## Work to complete
Below is a block of records; reproduce all of them exactly and leave out any pictures.
>> begin
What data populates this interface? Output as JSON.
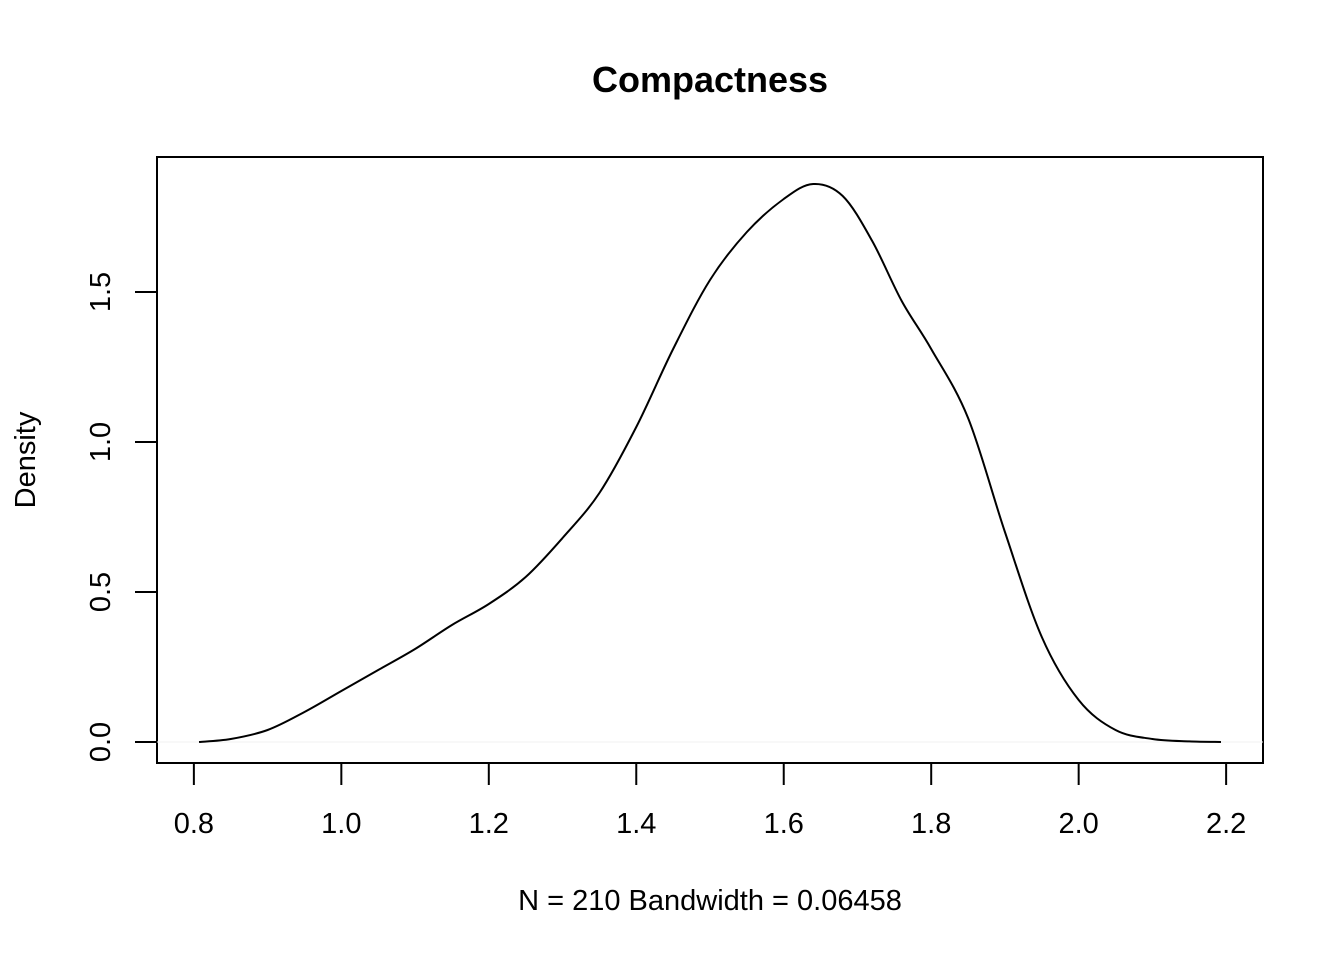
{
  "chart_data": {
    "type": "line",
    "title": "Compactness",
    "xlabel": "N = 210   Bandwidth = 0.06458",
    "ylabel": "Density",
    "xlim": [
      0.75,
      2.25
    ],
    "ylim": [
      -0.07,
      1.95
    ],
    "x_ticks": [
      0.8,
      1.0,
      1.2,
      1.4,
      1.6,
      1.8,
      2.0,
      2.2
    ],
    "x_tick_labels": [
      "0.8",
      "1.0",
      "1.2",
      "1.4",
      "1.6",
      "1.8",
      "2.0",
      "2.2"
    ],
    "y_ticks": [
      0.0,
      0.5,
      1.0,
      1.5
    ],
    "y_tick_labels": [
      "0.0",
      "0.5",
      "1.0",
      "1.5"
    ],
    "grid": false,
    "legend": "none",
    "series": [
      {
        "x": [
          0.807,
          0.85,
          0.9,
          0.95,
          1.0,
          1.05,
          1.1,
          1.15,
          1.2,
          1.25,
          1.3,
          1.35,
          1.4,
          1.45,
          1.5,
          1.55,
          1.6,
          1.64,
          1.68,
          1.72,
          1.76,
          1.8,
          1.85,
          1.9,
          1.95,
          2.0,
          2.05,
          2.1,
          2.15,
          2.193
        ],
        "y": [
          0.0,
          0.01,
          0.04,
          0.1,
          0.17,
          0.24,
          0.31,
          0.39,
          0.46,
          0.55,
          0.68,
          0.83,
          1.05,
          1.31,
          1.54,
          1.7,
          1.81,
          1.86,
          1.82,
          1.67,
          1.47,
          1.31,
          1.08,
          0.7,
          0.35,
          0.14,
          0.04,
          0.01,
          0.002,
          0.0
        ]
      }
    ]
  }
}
>> end
## Result of this exercise
What data populates this interface? Output as JSON.
{
  "chart_data": {
    "type": "line",
    "title": "Compactness",
    "xlabel": "N = 210   Bandwidth = 0.06458",
    "ylabel": "Density",
    "xlim": [
      0.75,
      2.25
    ],
    "ylim": [
      -0.07,
      1.95
    ],
    "x_ticks": [
      0.8,
      1.0,
      1.2,
      1.4,
      1.6,
      1.8,
      2.0,
      2.2
    ],
    "x_tick_labels": [
      "0.8",
      "1.0",
      "1.2",
      "1.4",
      "1.6",
      "1.8",
      "2.0",
      "2.2"
    ],
    "y_ticks": [
      0.0,
      0.5,
      1.0,
      1.5
    ],
    "y_tick_labels": [
      "0.0",
      "0.5",
      "1.0",
      "1.5"
    ],
    "grid": false,
    "legend": "none",
    "series": [
      {
        "x": [
          0.807,
          0.85,
          0.9,
          0.95,
          1.0,
          1.05,
          1.1,
          1.15,
          1.2,
          1.25,
          1.3,
          1.35,
          1.4,
          1.45,
          1.5,
          1.55,
          1.6,
          1.64,
          1.68,
          1.72,
          1.76,
          1.8,
          1.85,
          1.9,
          1.95,
          2.0,
          2.05,
          2.1,
          2.15,
          2.193
        ],
        "y": [
          0.0,
          0.01,
          0.04,
          0.1,
          0.17,
          0.24,
          0.31,
          0.39,
          0.46,
          0.55,
          0.68,
          0.83,
          1.05,
          1.31,
          1.54,
          1.7,
          1.81,
          1.86,
          1.82,
          1.67,
          1.47,
          1.31,
          1.08,
          0.7,
          0.35,
          0.14,
          0.04,
          0.01,
          0.002,
          0.0
        ]
      }
    ]
  }
}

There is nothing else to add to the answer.